### GIVEN EXERCISE:
Present the entries as a Markdown table with the columns "Row" and "Entry line," from the first line through the line containing "- drop-shadow-checkbox[interactable]: [56, 97, 71, 112]". Number each row and omit blank lines.

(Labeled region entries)
--------------------------------
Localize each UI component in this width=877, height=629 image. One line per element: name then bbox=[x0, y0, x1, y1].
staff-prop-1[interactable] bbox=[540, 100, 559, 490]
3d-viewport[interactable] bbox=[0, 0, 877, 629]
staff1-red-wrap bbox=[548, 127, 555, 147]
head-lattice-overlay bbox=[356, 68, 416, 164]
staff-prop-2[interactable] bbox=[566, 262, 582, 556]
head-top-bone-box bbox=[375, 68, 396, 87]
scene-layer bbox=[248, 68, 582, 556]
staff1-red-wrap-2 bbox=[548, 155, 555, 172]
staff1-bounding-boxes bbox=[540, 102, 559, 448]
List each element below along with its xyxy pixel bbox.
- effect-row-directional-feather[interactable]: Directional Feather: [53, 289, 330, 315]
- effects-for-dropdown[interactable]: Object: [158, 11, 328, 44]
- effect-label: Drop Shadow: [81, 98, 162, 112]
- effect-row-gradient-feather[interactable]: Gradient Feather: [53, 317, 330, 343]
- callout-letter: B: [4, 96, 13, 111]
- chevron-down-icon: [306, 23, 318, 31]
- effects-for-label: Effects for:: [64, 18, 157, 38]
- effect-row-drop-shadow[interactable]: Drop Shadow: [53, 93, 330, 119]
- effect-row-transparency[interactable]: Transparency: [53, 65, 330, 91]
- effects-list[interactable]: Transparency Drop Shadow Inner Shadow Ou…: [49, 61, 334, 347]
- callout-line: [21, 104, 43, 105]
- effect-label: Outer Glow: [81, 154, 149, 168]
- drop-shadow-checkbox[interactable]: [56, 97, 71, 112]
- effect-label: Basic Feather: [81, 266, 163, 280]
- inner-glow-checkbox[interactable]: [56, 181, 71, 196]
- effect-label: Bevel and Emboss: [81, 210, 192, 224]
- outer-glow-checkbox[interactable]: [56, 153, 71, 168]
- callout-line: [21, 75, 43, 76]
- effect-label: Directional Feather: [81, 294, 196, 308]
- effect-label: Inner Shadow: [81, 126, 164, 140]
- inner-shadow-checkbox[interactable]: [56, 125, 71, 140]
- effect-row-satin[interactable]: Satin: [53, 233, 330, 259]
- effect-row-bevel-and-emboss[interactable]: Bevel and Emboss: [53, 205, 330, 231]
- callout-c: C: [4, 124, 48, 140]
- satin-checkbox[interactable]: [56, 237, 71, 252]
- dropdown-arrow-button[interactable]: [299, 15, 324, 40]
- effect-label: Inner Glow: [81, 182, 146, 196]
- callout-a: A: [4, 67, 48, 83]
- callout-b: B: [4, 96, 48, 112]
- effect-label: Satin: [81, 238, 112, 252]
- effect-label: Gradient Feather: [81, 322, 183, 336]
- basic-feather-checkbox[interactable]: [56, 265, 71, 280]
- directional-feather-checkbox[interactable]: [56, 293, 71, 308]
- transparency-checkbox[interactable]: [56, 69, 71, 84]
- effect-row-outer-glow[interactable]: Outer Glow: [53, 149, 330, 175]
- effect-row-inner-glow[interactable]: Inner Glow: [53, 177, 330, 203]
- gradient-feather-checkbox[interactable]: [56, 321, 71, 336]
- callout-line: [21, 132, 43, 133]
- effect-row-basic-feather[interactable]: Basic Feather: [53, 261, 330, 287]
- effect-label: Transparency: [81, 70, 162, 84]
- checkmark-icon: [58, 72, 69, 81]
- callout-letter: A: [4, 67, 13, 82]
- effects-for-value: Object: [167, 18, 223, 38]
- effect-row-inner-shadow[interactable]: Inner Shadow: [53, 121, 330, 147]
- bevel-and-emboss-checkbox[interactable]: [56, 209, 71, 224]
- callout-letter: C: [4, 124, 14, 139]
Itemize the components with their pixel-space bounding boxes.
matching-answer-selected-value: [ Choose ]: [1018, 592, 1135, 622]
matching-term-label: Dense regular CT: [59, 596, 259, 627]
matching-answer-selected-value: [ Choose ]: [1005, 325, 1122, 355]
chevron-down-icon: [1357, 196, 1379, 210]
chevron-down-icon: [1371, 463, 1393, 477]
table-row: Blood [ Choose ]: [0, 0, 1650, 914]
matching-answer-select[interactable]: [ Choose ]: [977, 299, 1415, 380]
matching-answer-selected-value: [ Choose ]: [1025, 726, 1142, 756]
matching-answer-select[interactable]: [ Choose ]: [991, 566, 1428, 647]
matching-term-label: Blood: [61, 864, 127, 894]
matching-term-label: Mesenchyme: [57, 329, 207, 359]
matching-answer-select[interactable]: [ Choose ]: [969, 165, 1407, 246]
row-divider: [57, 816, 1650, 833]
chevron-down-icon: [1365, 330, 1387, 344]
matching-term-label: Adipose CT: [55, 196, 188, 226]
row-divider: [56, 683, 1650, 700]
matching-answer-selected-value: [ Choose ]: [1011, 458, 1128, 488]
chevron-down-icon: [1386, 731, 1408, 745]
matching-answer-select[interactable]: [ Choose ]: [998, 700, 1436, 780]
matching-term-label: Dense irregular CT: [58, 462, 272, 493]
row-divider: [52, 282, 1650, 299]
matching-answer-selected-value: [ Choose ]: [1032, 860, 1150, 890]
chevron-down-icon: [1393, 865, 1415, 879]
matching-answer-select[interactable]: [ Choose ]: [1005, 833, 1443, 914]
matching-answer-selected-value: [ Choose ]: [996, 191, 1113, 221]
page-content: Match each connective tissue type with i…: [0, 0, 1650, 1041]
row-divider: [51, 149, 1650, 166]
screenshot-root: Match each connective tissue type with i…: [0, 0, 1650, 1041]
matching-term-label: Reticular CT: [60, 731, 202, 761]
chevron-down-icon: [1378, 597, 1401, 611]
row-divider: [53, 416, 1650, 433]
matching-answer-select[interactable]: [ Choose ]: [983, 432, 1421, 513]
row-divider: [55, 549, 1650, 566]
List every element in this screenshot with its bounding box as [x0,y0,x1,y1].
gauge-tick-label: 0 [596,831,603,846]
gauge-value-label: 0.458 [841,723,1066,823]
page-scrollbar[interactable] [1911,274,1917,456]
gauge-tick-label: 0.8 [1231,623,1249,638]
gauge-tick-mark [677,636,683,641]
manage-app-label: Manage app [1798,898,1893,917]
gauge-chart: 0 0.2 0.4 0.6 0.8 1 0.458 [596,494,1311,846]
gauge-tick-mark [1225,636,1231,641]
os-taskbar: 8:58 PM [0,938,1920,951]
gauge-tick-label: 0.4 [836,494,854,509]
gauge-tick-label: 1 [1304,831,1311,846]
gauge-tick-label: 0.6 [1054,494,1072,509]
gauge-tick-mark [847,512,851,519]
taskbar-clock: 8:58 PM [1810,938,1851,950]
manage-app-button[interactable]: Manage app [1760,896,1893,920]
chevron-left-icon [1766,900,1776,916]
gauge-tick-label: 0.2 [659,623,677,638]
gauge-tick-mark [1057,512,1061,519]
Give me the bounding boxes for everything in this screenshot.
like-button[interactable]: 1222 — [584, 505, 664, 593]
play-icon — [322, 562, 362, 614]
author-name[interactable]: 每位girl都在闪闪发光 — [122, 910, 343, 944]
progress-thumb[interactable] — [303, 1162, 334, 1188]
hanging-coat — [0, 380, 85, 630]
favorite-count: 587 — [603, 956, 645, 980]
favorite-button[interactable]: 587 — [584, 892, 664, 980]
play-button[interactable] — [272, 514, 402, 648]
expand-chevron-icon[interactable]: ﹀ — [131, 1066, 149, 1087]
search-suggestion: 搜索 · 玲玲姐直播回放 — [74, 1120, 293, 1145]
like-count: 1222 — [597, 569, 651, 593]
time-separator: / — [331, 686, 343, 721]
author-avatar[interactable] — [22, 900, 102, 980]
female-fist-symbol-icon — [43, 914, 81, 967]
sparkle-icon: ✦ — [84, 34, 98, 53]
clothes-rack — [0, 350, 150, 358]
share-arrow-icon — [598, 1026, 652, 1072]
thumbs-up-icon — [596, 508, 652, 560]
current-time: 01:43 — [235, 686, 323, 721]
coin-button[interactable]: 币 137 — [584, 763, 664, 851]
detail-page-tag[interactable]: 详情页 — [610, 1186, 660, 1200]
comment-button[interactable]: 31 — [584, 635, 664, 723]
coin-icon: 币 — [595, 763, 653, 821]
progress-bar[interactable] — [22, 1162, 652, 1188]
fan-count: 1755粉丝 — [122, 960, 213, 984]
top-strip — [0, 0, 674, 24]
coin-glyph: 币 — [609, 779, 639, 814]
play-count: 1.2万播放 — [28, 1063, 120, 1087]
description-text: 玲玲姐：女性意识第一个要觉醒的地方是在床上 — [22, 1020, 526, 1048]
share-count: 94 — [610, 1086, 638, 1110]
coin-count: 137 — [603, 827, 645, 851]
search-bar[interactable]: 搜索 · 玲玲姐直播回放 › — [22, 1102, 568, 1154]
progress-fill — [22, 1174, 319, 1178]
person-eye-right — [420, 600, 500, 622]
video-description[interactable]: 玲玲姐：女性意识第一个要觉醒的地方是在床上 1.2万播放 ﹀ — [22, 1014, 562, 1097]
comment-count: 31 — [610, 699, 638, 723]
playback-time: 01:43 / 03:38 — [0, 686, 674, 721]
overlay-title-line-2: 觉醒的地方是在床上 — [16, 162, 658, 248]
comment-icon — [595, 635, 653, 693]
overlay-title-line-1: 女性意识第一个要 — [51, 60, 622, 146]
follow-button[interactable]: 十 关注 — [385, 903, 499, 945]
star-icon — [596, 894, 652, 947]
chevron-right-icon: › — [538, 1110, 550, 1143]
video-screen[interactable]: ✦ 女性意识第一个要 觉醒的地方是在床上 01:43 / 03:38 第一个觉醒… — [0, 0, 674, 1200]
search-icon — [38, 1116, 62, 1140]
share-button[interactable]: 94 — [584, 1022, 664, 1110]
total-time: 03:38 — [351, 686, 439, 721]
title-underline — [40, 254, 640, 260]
--------------------------------
### WRITTEN ANSWER:
| Row | Entry line |
|---|---|
| 1 | Localize each UI component in this width=877, height=629 image. One line per element: name then bbox=[x0, y0, x1, y1]. |
| 2 | staff-prop-1[interactable] bbox=[540, 100, 559, 490] |
| 3 | 3d-viewport[interactable] bbox=[0, 0, 877, 629] |
| 4 | staff1-red-wrap bbox=[548, 127, 555, 147] |
| 5 | head-lattice-overlay bbox=[356, 68, 416, 164] |
| 6 | staff-prop-2[interactable] bbox=[566, 262, 582, 556] |
| 7 | head-top-bone-box bbox=[375, 68, 396, 87] |
| 8 | scene-layer bbox=[248, 68, 582, 556] |
| 9 | staff1-red-wrap-2 bbox=[548, 155, 555, 172] |
| 10 | staff1-bounding-boxes bbox=[540, 102, 559, 448] |
| 11 | List each element below along with its xyxy pixel bbox. |
| 12 | - effect-row-directional-feather[interactable]: Directional Feather: [53, 289, 330, 315] |
| 13 | - effects-for-dropdown[interactable]: Object: [158, 11, 328, 44] |
| 14 | - effect-label: Drop Shadow: [81, 98, 162, 112] |
| 15 | - effect-row-gradient-feather[interactable]: Gradient Feather: [53, 317, 330, 343] |
| 16 | - callout-letter: B: [4, 96, 13, 111] |
| 17 | - chevron-down-icon: [306, 23, 318, 31] |
| 18 | - effects-for-label: Effects for:: [64, 18, 157, 38] |
| 19 | - effect-row-drop-shadow[interactable]: Drop Shadow: [53, 93, 330, 119] |
| 20 | - effect-row-transparency[interactable]: Transparency: [53, 65, 330, 91] |
| 21 | - effects-list[interactable]: Transparency Drop Shadow Inner Shadow Ou…: [49, 61, 334, 347] |
| 22 | - callout-line: [21, 104, 43, 105] |
| 23 | - effect-label: Outer Glow: [81, 154, 149, 168] |
| 24 | - drop-shadow-checkbox[interactable]: [56, 97, 71, 112] |